WHAT THE EXERCISE ASKS:
Reproduce the lines below without any change, beginning with the very first line and stopping after the line that contains "table-row: птиця (тушки".

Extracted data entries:
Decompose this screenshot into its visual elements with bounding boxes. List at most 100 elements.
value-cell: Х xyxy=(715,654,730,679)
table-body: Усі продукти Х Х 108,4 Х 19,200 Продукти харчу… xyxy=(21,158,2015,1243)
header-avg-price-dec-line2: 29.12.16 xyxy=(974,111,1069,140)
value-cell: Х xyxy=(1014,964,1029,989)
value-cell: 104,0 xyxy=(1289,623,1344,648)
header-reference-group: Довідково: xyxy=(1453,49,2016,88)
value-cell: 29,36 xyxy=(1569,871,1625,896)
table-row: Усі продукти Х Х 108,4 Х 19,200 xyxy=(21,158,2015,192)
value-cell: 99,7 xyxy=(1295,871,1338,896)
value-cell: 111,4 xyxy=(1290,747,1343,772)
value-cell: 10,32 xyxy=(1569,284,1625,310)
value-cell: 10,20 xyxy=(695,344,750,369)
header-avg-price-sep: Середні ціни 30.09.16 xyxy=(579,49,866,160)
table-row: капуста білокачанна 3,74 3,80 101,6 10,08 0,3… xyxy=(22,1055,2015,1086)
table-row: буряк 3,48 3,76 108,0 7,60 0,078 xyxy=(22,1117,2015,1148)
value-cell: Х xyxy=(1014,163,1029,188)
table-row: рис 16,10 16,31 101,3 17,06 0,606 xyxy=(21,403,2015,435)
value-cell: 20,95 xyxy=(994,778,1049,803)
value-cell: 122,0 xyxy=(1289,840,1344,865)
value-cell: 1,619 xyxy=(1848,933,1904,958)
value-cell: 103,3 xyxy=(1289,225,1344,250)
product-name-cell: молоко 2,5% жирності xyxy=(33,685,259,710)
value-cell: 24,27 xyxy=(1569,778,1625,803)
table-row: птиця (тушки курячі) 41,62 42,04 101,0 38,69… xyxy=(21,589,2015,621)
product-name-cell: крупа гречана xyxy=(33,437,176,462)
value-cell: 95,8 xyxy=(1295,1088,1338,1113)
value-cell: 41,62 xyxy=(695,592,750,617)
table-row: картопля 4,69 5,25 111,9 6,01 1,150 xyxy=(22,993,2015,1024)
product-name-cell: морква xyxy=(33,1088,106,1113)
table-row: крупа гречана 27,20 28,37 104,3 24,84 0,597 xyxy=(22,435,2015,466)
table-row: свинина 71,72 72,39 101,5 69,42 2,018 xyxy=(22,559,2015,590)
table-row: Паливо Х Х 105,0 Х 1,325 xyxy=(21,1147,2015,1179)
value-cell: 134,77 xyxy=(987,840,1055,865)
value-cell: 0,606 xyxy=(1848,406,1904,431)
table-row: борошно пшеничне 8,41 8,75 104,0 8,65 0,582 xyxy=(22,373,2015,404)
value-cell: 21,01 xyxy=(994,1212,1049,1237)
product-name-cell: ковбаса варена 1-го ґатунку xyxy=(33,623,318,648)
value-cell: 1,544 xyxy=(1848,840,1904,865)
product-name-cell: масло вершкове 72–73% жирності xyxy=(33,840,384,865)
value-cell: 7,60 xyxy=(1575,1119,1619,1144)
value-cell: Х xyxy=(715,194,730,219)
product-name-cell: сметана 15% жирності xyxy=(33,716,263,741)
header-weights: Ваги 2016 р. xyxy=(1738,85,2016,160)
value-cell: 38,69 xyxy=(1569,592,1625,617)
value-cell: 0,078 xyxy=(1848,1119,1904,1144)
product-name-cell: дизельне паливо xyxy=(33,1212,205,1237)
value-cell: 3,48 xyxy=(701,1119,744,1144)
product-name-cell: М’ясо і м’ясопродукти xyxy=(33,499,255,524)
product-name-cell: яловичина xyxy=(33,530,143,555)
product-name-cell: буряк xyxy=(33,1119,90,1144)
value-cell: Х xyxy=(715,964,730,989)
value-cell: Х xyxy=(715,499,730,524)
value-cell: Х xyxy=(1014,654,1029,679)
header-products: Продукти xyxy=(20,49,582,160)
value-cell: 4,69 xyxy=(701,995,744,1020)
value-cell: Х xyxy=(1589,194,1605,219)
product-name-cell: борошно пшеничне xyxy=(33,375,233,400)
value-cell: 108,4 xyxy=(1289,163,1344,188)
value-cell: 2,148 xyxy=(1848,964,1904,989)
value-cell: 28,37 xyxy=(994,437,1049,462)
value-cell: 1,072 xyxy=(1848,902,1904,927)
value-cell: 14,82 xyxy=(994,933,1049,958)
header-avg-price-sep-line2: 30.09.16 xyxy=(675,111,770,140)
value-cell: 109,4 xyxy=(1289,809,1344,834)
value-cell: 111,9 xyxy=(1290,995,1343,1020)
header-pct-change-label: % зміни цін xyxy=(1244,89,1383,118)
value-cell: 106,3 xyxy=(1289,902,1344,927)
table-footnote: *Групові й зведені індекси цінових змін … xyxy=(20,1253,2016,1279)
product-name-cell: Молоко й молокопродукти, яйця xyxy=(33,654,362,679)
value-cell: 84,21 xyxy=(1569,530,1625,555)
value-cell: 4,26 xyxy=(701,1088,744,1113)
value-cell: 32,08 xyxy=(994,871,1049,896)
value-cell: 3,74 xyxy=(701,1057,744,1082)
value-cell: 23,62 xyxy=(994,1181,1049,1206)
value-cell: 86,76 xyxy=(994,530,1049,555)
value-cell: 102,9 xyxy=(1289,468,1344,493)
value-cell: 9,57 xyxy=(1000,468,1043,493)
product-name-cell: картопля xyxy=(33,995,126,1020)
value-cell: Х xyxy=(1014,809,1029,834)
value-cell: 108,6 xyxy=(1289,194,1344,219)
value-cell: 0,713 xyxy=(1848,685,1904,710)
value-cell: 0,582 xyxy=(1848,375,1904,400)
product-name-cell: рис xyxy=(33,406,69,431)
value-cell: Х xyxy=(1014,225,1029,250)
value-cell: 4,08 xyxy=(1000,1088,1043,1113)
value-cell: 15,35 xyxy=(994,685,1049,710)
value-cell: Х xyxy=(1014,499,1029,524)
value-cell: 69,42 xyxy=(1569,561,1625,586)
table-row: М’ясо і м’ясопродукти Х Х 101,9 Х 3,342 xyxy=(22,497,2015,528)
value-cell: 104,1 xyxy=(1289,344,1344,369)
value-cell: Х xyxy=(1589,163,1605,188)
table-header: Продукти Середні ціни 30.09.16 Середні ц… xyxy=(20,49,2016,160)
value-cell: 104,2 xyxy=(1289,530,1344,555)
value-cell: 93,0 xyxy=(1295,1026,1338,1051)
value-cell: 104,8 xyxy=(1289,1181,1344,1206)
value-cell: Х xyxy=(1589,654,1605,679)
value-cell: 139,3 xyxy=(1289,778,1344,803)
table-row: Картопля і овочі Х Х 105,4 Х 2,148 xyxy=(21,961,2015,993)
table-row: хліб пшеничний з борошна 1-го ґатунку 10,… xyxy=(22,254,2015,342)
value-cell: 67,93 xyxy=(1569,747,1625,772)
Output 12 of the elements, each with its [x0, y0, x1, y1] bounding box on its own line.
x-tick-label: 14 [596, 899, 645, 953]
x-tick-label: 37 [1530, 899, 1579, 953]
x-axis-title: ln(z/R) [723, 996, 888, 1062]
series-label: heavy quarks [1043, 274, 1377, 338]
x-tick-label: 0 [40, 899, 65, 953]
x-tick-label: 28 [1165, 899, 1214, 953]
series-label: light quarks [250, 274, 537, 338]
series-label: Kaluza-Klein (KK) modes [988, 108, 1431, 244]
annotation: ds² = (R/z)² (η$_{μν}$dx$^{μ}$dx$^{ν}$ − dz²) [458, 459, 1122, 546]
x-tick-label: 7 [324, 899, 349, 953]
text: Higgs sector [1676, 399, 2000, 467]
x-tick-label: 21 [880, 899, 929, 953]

TASK RESULT:
Decompose this screenshot into its visual elements with bounding boxes. List at most 100 elements.
value-cell: Х xyxy=(715,654,730,679)
table-body: Усі продукти Х Х 108,4 Х 19,200 Продукти харчу… xyxy=(21,158,2015,1243)
header-avg-price-dec-line2: 29.12.16 xyxy=(974,111,1069,140)
value-cell: Х xyxy=(1014,964,1029,989)
value-cell: 104,0 xyxy=(1289,623,1344,648)
header-reference-group: Довідково: xyxy=(1453,49,2016,88)
value-cell: 29,36 xyxy=(1569,871,1625,896)
table-row: Усі продукти Х Х 108,4 Х 19,200 xyxy=(21,158,2015,192)
value-cell: 99,7 xyxy=(1295,871,1338,896)
value-cell: 111,4 xyxy=(1290,747,1343,772)
value-cell: 10,32 xyxy=(1569,284,1625,310)
value-cell: 10,20 xyxy=(695,344,750,369)
header-avg-price-sep: Середні ціни 30.09.16 xyxy=(579,49,866,160)
table-row: капуста білокачанна 3,74 3,80 101,6 10,08 0,3… xyxy=(22,1055,2015,1086)
table-row: буряк 3,48 3,76 108,0 7,60 0,078 xyxy=(22,1117,2015,1148)
value-cell: Х xyxy=(1014,163,1029,188)
table-row: рис 16,10 16,31 101,3 17,06 0,606 xyxy=(21,403,2015,435)
value-cell: 20,95 xyxy=(994,778,1049,803)
value-cell: 122,0 xyxy=(1289,840,1344,865)
value-cell: 1,619 xyxy=(1848,933,1904,958)
value-cell: 103,3 xyxy=(1289,225,1344,250)
product-name-cell: молоко 2,5% жирності xyxy=(33,685,259,710)
value-cell: 24,27 xyxy=(1569,778,1625,803)
table-row: птиця (тушки курячі) 41,62 42,04 101,0 38,69… xyxy=(21,589,2015,621)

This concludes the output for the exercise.